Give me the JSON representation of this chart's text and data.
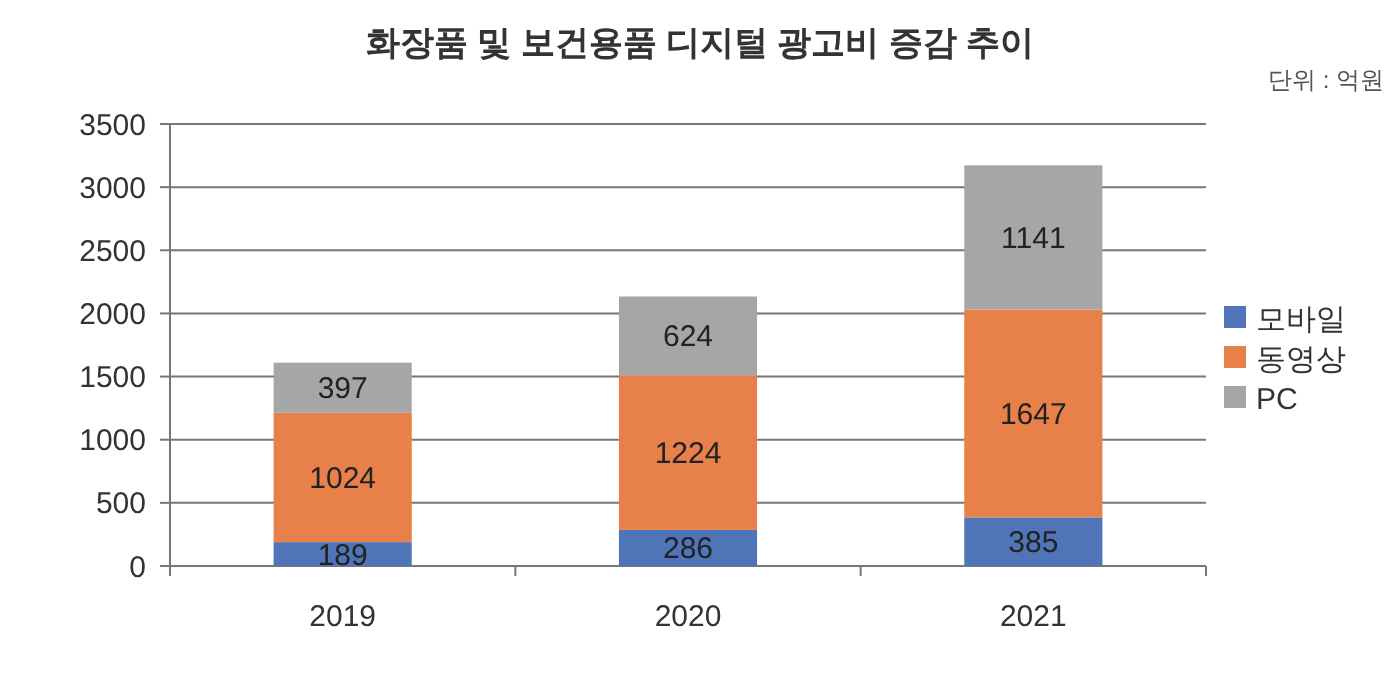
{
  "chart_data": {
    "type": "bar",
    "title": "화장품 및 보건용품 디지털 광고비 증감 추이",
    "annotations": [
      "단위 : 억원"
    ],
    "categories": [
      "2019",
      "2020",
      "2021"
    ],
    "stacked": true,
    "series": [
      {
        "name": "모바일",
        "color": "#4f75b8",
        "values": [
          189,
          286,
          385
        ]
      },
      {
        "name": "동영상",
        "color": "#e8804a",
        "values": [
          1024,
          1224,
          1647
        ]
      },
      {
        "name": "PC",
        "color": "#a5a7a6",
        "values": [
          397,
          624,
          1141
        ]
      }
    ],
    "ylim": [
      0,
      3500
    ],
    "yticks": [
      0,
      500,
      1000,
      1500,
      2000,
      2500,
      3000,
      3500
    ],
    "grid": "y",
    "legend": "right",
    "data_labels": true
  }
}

- _REQUIRED TASK_
Each line with the string "color" in it needs to be found and copied.

- _CORRECT RESULT_
        "color": "#4f75b8",
        "color": "#e8804a",
        "color": "#a5a7a6",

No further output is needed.